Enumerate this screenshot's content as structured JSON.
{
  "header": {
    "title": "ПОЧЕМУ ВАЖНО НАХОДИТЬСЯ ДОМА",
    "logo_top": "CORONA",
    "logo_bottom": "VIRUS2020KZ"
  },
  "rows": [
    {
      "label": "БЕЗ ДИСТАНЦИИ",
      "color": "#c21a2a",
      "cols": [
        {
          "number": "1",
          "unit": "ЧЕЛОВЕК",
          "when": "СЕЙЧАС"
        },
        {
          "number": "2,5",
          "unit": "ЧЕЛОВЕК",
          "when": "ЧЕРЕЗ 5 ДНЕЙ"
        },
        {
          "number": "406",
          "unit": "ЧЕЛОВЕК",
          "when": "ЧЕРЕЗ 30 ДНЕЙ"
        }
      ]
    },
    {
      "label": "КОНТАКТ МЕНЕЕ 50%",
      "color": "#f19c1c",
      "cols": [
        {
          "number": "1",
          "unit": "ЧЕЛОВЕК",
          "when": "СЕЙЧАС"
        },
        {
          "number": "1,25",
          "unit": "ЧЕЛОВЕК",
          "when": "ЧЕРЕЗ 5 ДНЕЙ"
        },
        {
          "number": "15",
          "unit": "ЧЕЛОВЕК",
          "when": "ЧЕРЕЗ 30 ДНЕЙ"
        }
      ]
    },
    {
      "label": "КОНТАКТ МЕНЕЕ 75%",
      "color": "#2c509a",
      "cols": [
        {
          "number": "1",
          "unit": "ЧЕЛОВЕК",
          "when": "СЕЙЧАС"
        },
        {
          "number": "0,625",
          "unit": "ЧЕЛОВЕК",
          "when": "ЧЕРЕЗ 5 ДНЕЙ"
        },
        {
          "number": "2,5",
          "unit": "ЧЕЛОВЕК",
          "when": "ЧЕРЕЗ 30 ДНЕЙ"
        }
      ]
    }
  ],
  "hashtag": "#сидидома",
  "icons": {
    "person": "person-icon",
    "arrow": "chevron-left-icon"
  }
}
..............................
● ASSIGNMENT: Send back every entry precisely as given.

● WRITTEN ANSWER:
Enumerate this screenshot's content as structured JSON.
{
  "header": {
    "title": "ПОЧЕМУ ВАЖНО НАХОДИТЬСЯ ДОМА",
    "logo_top": "CORONA",
    "logo_bottom": "VIRUS2020KZ"
  },
  "rows": [
    {
      "label": "БЕЗ ДИСТАНЦИИ",
      "color": "#c21a2a",
      "cols": [
        {
          "number": "1",
          "unit": "ЧЕЛОВЕК",
          "when": "СЕЙЧАС"
        },
        {
          "number": "2,5",
          "unit": "ЧЕЛОВЕК",
          "when": "ЧЕРЕЗ 5 ДНЕЙ"
        },
        {
          "number": "406",
          "unit": "ЧЕЛОВЕК",
          "when": "ЧЕРЕЗ 30 ДНЕЙ"
        }
      ]
    },
    {
      "label": "КОНТАКТ МЕНЕЕ 50%",
      "color": "#f19c1c",
      "cols": [
        {
          "number": "1",
          "unit": "ЧЕЛОВЕК",
          "when": "СЕЙЧАС"
        },
        {
          "number": "1,25",
          "unit": "ЧЕЛОВЕК",
          "when": "ЧЕРЕЗ 5 ДНЕЙ"
        },
        {
          "number": "15",
          "unit": "ЧЕЛОВЕК",
          "when": "ЧЕРЕЗ 30 ДНЕЙ"
        }
      ]
    },
    {
      "label": "КОНТАКТ МЕНЕЕ 75%",
      "color": "#2c509a",
      "cols": [
        {
          "number": "1",
          "unit": "ЧЕЛОВЕК",
          "when": "СЕЙЧАС"
        },
        {
          "number": "0,625",
          "unit": "ЧЕЛОВЕК",
          "when": "ЧЕРЕЗ 5 ДНЕЙ"
        },
        {
          "number": "2,5",
          "unit": "ЧЕЛОВЕК",
          "when": "ЧЕРЕЗ 30 ДНЕЙ"
        }
      ]
    }
  ],
  "hashtag": "#сидидома",
  "icons": {
    "person": "person-icon",
    "arrow": "chevron-left-icon"
  }
}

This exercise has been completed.